STORED DATA -
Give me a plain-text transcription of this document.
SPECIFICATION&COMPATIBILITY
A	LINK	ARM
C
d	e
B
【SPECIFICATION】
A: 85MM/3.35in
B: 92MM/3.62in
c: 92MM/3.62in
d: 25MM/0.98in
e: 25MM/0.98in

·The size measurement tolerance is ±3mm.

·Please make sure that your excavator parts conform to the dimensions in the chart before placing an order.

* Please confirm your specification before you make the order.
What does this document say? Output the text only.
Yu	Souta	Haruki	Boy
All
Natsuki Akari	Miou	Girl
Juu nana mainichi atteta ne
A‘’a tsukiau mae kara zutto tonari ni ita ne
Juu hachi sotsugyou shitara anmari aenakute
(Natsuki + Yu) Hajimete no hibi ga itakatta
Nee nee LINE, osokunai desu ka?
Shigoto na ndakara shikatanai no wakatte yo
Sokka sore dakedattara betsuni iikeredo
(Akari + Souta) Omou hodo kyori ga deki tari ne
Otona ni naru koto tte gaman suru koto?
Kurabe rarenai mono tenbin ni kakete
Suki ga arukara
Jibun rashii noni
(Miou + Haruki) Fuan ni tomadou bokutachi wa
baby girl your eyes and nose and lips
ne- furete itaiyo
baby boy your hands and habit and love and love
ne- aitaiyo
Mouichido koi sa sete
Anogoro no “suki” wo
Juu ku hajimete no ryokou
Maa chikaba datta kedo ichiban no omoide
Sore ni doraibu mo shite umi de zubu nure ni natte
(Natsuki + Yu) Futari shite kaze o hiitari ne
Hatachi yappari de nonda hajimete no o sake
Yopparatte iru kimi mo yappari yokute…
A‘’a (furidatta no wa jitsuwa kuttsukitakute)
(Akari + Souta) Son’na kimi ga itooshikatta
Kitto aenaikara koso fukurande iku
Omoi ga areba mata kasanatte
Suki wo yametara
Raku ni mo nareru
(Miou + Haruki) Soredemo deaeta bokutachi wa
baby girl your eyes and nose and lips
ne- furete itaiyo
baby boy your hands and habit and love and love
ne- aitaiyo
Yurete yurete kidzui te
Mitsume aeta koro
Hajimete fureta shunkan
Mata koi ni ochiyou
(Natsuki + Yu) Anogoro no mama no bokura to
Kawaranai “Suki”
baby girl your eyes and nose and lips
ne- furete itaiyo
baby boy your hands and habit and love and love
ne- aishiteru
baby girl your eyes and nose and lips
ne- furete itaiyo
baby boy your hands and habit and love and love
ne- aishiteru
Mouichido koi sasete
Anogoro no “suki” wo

WRITTEN TASK -
All lines in the data that contain the word "order" should be copied.

SOLUTION BELOW -
·Please make sure that your excavator parts conform to the dimensions in the chart before placing an order.
* Please confirm your specification before you make the order.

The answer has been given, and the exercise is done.